Identify all lines in the listing that include the word "fails", and copy them out.

==========

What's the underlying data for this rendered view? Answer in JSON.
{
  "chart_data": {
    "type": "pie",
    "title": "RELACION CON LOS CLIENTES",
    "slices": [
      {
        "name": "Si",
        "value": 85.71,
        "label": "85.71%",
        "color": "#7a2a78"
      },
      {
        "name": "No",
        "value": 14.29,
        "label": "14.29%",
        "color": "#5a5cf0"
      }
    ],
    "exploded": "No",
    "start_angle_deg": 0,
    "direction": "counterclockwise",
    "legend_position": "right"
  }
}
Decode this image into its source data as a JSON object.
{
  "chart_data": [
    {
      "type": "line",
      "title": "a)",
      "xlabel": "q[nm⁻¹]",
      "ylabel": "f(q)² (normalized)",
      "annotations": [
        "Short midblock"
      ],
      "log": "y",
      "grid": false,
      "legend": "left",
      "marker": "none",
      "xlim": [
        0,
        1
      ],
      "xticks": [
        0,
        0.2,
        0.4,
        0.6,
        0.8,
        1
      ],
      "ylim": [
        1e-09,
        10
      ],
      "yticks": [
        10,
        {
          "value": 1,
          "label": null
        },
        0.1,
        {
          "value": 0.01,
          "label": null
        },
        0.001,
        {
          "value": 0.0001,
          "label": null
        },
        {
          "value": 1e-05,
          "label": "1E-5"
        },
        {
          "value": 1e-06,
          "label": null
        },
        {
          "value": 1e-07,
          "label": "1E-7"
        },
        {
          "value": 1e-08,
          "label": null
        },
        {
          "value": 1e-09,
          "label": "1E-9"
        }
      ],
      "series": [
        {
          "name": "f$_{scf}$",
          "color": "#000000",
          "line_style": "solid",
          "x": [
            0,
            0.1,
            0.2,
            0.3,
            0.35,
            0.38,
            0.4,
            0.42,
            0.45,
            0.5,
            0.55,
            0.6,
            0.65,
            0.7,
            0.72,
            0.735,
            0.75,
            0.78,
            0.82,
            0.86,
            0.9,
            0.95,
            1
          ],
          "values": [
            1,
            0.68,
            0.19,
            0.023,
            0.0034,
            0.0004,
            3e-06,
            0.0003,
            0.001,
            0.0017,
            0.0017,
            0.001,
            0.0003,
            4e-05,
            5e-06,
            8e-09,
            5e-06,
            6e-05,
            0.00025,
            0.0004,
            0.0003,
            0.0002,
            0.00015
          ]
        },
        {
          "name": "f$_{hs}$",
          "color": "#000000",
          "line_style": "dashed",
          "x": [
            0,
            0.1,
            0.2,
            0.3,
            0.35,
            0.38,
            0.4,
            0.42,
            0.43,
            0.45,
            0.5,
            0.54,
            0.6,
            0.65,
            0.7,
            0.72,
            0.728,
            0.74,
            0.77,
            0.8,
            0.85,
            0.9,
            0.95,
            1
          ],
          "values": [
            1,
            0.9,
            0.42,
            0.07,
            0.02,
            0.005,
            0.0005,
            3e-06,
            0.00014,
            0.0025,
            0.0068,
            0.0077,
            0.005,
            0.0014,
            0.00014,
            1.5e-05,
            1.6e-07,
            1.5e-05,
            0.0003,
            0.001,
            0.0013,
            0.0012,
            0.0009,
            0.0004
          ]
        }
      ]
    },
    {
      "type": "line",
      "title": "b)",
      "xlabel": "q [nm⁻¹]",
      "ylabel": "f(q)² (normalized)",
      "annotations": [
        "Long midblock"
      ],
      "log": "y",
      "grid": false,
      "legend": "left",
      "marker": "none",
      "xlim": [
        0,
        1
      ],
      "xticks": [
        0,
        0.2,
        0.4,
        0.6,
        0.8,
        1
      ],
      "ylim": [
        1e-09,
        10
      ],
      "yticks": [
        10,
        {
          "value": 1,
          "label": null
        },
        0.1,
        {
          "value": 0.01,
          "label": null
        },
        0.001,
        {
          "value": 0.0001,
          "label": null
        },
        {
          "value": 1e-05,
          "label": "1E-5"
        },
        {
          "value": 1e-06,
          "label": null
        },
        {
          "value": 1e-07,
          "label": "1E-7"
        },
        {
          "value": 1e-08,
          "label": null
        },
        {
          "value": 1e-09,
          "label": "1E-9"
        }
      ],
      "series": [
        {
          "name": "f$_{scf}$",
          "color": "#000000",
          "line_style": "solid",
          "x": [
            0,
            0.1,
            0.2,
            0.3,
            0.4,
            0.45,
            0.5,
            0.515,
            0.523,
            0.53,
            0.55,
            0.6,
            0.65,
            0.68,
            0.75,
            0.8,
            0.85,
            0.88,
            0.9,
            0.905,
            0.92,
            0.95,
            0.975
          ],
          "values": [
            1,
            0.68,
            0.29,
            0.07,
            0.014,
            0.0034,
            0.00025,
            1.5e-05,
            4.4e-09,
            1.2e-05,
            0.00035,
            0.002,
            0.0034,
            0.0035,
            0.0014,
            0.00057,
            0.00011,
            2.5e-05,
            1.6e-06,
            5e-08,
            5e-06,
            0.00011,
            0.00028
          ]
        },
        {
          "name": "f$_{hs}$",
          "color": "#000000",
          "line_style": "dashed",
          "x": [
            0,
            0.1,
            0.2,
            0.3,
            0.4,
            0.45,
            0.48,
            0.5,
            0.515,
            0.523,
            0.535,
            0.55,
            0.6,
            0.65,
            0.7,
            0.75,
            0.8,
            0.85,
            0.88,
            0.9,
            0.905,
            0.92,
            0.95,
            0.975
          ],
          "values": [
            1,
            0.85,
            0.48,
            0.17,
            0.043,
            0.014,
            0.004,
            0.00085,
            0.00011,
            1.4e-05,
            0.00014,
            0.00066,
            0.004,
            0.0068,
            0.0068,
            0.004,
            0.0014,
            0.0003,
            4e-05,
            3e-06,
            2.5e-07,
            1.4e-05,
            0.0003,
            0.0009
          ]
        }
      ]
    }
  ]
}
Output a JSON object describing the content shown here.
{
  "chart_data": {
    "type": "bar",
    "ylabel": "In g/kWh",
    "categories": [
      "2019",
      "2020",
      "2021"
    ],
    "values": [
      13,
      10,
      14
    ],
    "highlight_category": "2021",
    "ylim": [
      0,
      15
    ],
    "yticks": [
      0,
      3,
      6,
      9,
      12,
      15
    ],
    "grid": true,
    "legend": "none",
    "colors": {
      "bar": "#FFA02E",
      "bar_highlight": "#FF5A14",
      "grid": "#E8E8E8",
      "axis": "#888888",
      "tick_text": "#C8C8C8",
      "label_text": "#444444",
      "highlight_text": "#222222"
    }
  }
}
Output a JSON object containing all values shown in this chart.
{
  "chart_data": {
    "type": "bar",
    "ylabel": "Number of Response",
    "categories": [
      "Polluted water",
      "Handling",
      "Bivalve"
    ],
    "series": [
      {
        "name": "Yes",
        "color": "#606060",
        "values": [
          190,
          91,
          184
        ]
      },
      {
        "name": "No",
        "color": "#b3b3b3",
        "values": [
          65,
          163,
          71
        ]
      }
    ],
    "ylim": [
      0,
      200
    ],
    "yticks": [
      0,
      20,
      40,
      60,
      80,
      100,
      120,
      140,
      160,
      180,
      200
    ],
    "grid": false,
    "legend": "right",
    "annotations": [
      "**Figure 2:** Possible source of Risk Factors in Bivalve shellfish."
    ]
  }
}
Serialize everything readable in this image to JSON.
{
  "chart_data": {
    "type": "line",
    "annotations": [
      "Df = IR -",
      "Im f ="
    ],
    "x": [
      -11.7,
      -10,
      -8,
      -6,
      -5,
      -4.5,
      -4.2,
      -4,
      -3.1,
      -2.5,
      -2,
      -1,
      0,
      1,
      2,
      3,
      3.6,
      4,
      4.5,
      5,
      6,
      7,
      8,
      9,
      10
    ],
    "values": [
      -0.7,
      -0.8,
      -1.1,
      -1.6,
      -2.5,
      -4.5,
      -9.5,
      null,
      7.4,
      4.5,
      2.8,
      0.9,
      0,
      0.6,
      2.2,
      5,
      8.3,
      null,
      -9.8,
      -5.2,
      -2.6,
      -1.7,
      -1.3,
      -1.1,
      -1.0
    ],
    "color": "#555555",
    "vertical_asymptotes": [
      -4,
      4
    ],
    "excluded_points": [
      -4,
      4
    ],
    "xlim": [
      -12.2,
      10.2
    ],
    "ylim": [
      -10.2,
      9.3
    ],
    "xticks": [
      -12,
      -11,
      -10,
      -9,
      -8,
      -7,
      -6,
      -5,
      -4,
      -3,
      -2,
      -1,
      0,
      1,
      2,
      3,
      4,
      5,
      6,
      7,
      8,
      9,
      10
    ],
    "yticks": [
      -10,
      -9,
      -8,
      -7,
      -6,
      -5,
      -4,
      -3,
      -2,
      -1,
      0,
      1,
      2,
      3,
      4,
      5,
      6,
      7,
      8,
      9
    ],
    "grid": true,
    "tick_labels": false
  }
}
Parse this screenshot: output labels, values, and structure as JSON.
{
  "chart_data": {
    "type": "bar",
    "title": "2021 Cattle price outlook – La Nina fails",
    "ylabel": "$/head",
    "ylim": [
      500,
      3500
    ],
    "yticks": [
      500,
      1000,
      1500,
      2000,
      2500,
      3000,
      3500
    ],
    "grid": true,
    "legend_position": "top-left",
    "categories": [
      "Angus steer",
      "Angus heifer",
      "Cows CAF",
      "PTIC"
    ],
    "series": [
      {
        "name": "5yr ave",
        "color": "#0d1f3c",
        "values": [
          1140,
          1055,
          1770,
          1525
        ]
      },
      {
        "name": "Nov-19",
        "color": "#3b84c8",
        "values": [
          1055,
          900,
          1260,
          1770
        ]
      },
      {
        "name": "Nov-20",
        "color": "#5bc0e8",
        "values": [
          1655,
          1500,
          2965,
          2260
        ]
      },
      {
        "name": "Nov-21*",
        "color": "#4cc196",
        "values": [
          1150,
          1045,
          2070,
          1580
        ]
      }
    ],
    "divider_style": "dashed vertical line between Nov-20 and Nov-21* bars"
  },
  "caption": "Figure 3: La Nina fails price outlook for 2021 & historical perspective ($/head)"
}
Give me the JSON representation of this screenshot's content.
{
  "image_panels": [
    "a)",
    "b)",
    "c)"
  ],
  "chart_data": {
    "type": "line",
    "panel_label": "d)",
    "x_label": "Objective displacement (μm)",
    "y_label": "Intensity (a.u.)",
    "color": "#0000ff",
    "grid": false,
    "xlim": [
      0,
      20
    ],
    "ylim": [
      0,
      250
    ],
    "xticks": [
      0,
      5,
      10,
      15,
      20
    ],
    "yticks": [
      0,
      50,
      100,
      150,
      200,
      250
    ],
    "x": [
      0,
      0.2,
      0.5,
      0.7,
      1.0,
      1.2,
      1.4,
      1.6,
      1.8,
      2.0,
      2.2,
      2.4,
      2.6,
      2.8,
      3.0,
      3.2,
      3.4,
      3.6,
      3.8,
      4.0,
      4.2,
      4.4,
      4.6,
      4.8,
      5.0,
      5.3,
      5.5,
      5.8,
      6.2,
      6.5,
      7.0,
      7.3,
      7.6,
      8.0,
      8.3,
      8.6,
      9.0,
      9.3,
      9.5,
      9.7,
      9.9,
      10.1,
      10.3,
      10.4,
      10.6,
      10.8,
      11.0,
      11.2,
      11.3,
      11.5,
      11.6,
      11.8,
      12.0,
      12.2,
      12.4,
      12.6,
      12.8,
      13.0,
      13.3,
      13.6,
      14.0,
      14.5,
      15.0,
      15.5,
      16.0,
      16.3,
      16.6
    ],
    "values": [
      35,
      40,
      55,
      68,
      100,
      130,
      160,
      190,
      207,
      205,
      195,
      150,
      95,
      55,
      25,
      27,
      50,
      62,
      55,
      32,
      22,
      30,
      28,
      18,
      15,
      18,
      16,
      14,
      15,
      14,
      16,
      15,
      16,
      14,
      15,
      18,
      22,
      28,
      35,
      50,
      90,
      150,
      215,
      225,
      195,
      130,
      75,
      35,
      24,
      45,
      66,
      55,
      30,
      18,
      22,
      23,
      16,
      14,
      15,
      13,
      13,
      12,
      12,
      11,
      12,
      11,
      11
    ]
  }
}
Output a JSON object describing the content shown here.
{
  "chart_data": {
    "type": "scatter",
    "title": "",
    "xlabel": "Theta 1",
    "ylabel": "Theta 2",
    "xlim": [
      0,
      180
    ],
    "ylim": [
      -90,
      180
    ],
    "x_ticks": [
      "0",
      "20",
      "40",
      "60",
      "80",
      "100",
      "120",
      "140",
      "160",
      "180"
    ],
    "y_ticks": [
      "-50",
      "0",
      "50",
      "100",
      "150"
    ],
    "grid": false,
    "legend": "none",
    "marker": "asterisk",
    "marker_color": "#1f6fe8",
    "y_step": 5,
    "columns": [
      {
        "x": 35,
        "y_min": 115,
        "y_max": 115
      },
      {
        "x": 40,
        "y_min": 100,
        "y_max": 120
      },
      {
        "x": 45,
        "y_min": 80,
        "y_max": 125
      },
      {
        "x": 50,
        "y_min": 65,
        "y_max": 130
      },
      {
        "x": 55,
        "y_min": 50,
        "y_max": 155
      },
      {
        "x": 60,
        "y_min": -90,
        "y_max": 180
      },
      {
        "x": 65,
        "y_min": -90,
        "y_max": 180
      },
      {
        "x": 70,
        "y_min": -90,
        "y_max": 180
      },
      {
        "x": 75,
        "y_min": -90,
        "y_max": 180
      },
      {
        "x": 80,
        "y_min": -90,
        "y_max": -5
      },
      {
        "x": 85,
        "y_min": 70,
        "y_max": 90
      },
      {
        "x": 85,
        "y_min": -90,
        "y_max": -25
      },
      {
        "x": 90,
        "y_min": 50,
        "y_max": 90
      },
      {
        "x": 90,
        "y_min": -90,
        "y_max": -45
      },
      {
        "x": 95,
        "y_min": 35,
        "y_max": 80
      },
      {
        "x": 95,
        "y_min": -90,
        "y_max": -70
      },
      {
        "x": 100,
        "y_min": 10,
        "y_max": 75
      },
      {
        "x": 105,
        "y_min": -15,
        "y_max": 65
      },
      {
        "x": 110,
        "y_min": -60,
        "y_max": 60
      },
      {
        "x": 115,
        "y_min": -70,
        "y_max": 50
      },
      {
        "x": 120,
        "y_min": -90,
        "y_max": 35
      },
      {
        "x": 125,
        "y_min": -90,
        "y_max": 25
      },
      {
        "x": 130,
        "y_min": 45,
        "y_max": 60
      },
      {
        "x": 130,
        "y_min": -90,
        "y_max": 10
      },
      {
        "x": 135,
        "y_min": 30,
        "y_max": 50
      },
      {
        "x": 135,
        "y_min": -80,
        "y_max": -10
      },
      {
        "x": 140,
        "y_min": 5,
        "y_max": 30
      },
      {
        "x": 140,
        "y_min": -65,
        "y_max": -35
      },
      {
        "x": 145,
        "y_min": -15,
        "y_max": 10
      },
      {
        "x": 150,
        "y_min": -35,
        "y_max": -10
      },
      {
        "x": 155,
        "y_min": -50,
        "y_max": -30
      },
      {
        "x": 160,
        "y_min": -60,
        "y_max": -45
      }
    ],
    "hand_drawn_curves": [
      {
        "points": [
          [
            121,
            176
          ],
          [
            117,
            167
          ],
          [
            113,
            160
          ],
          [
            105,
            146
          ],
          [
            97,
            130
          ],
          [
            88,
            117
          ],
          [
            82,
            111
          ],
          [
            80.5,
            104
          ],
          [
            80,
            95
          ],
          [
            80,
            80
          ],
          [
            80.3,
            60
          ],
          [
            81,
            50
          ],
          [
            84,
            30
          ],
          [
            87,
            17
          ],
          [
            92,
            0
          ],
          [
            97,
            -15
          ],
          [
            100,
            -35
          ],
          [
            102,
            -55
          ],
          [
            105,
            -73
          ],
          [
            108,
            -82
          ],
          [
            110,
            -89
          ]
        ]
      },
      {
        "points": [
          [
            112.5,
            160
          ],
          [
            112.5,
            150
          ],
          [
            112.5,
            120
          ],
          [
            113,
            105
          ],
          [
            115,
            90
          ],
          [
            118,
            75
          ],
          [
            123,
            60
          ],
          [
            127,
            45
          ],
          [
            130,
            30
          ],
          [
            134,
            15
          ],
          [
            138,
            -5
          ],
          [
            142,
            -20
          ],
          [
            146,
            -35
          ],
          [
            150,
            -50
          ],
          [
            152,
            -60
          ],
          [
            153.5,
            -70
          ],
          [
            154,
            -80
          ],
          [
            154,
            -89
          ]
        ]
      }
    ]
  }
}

==========

[Output]
    "title": "2021 Cattle price outlook – La Nina fails",
  "caption": "Figure 3: La Nina fails price outlook for 2021 & historical perspective ($/head)"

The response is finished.